[Task goal] Count every line that has "当月累计" in it and give the total, nothing more.

'''

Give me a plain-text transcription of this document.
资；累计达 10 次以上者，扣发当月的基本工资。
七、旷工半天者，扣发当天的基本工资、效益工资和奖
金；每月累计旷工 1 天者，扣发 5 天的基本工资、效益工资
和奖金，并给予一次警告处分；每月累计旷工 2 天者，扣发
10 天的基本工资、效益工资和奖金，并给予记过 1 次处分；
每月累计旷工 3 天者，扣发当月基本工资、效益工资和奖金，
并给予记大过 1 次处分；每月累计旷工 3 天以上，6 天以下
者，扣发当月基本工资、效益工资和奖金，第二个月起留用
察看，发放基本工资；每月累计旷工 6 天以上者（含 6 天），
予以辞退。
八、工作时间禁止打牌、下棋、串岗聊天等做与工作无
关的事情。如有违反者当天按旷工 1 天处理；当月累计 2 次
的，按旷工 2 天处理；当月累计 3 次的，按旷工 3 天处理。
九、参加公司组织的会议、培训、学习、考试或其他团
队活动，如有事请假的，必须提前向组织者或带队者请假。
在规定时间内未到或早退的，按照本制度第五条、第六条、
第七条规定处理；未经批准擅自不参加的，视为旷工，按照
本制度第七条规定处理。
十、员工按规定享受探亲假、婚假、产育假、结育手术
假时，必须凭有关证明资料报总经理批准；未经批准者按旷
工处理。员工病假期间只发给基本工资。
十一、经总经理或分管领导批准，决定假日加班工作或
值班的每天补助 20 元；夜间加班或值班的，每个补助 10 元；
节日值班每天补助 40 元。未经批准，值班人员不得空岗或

'''

[Response to the task] 2